## Start Recorded information
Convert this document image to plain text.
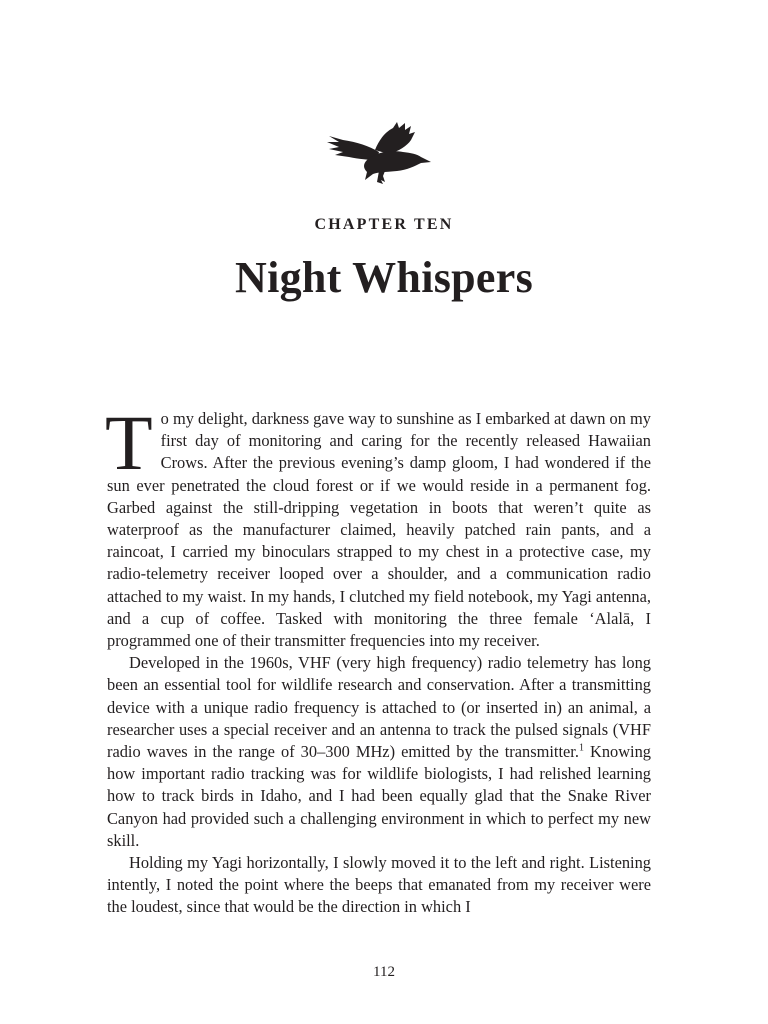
CHAPTER TEN
Night Whispers

To my delight, darkness gave way to sunshine as I embarked at dawn on my first day of monitoring and caring for the recently released Hawaiian Crows. After the previous evening’s damp gloom, I had wondered if the sun ever penetrated the cloud forest or if we would reside in a permanent fog. Garbed against the still-dripping vegetation in boots that weren’t quite as waterproof as the manufacturer claimed, heavily patched rain pants, and a raincoat, I carried my binoculars strapped to my chest in a protective case, my radio-telemetry receiver looped over a shoulder, and a communication radio attached to my waist. In my hands, I clutched my field notebook, my Yagi antenna, and a cup of coffee. Tasked with monitoring the three female ‘Alalā, I programmed one of their transmitter frequencies into my receiver.

Developed in the 1960s, VHF (very high frequency) radio telemetry has long been an essential tool for wildlife research and conservation. After a transmitting device with a unique radio frequency is attached to (or inserted in) an animal, a researcher uses a special receiver and an antenna to track the pulsed signals (VHF radio waves in the range of 30–300 MHz) emitted by the transmitter.$^1$ Knowing how important radio tracking was for wildlife biologists, I had relished learning how to track birds in Idaho, and I had been equally glad that the Snake River Canyon had provided such a challenging environment in which to perfect my new skill.

Holding my Yagi horizontally, I slowly moved it to the left and right. Listening intently, I noted the point where the beeps that emanated from my receiver were the loudest, since that would be the direction in which I

112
## End Recorded information
## [Requirements]
From the listing above, pick out each line where the word "which" appears.

## [Response below]
Developed in the 1960s, VHF (very high frequency) radio telemetry has long been an essential tool for wildlife research and conservation. After a transmitting device with a unique radio frequency is attached to (or inserted in) an animal, a researcher uses a special receiver and an antenna to track the pulsed signals (VHF radio waves in the range of 30–300 MHz) emitted by the transmitter.$^1$ Knowing how important radio tracking was for wildlife biologists, I had relished learning how to track birds in Idaho, and I had been equally glad that the Snake River Canyon had provided such a challenging environment in which to perfect my new skill.
Holding my Yagi horizontally, I slowly moved it to the left and right. Listening intently, I noted the point where the beeps that emanated from my receiver were the loudest, since that would be the direction in which I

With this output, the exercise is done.